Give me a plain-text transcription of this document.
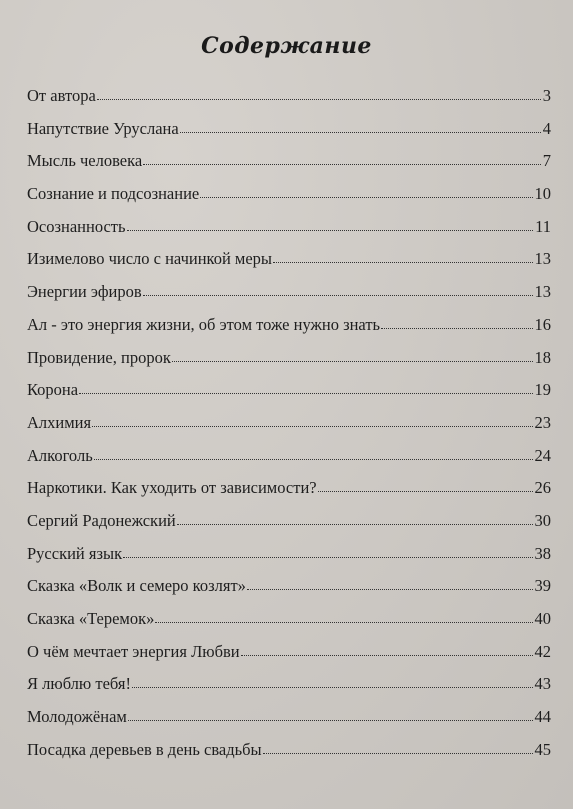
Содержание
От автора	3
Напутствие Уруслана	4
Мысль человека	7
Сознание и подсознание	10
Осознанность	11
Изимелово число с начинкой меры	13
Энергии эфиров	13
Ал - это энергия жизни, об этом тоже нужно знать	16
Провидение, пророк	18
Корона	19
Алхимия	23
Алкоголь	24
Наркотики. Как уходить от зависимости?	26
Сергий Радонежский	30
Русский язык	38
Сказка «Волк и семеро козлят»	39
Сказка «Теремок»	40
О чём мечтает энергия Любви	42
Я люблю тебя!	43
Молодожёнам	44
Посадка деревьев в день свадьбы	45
---
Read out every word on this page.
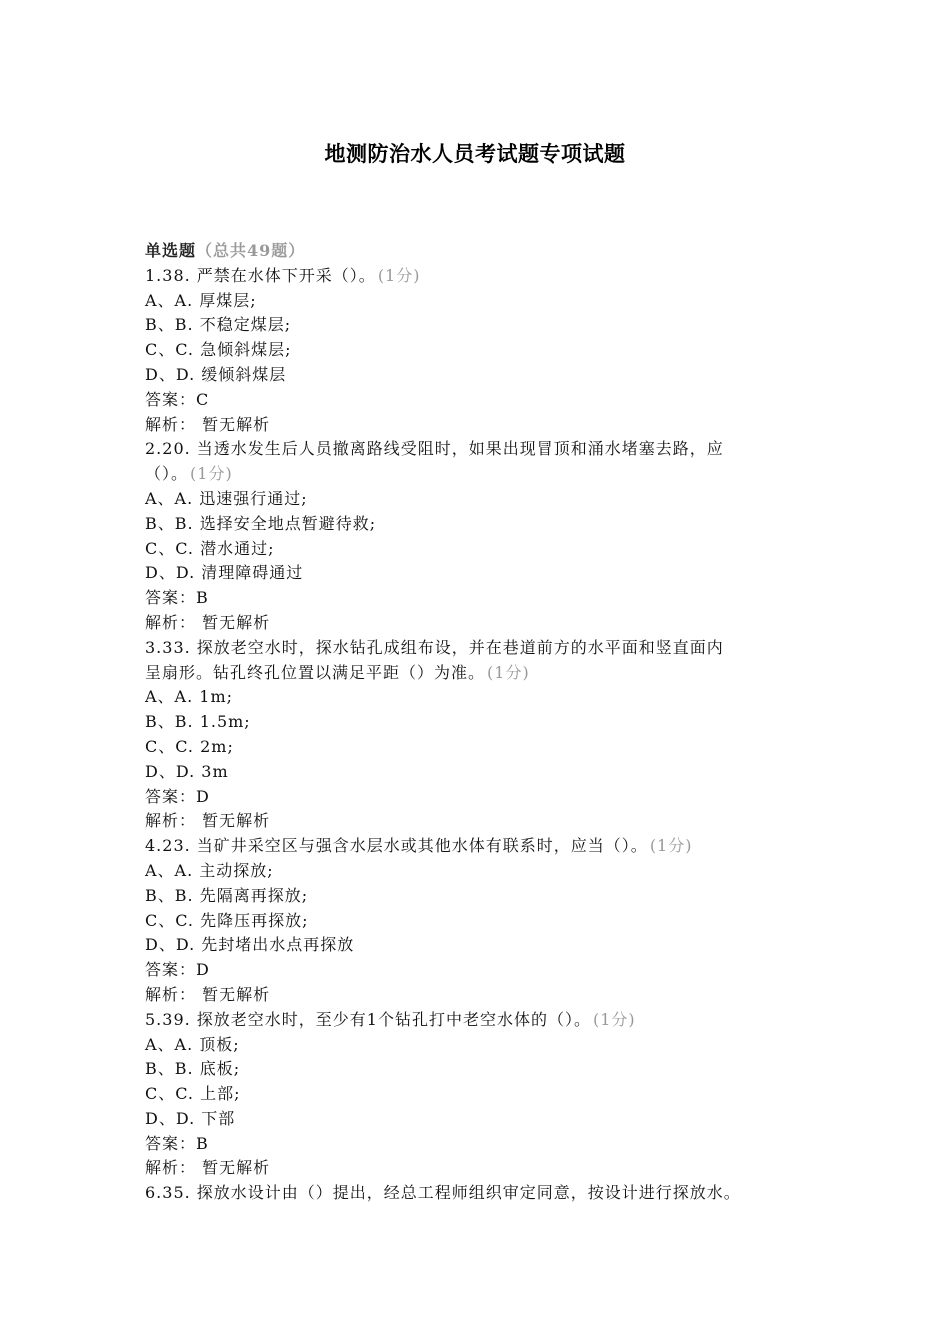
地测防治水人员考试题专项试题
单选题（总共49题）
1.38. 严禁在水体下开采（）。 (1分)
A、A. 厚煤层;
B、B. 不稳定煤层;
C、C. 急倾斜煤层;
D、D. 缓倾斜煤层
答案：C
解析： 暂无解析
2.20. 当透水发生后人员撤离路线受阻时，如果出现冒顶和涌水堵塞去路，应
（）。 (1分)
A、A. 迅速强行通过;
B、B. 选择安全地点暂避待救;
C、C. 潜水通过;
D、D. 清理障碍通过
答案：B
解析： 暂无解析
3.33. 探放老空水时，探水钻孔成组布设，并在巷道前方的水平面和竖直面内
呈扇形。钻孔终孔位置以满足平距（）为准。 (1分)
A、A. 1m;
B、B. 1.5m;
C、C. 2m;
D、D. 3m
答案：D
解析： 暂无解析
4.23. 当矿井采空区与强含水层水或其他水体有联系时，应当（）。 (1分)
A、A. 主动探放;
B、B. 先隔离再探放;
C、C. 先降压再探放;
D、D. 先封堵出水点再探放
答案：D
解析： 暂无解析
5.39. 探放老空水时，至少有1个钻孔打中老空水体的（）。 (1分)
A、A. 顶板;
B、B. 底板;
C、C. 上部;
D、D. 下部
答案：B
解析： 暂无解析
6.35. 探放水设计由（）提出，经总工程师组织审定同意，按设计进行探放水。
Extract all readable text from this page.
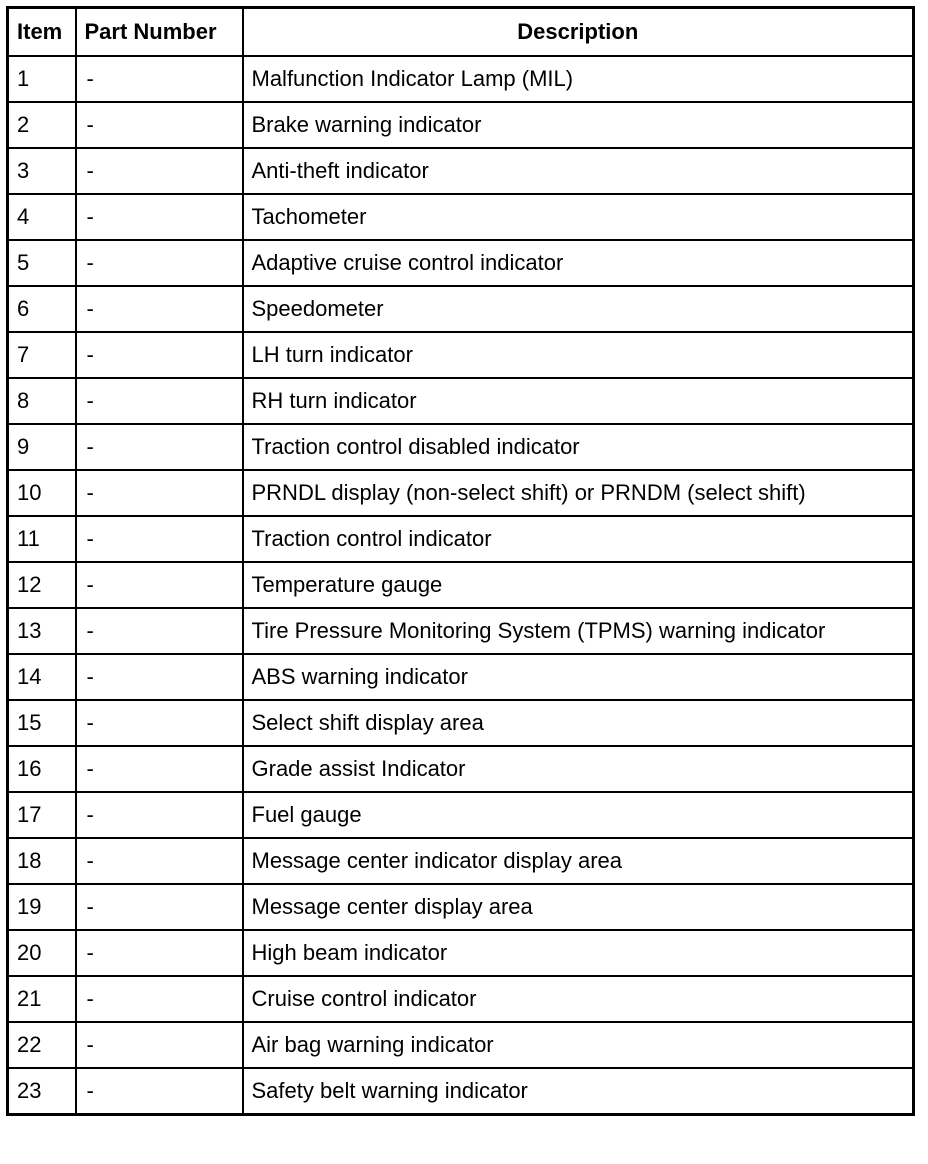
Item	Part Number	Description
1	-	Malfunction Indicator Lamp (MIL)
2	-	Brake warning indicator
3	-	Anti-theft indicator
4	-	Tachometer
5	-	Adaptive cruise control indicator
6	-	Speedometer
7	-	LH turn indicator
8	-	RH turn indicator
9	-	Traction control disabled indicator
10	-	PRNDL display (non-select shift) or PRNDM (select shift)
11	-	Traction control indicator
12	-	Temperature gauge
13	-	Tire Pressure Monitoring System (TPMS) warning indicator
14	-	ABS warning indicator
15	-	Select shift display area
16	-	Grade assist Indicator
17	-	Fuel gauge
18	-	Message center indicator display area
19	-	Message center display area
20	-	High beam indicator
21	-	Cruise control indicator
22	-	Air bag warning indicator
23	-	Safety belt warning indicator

- [Your objective]:
Identify the lines above that contain the word "warning", then copy them.

- [Solution to this problem]:
2	-	Brake warning indicator
13	-	Tire Pressure Monitoring System (TPMS) warning indicator
14	-	ABS warning indicator
22	-	Air bag warning indicator
23	-	Safety belt warning indicator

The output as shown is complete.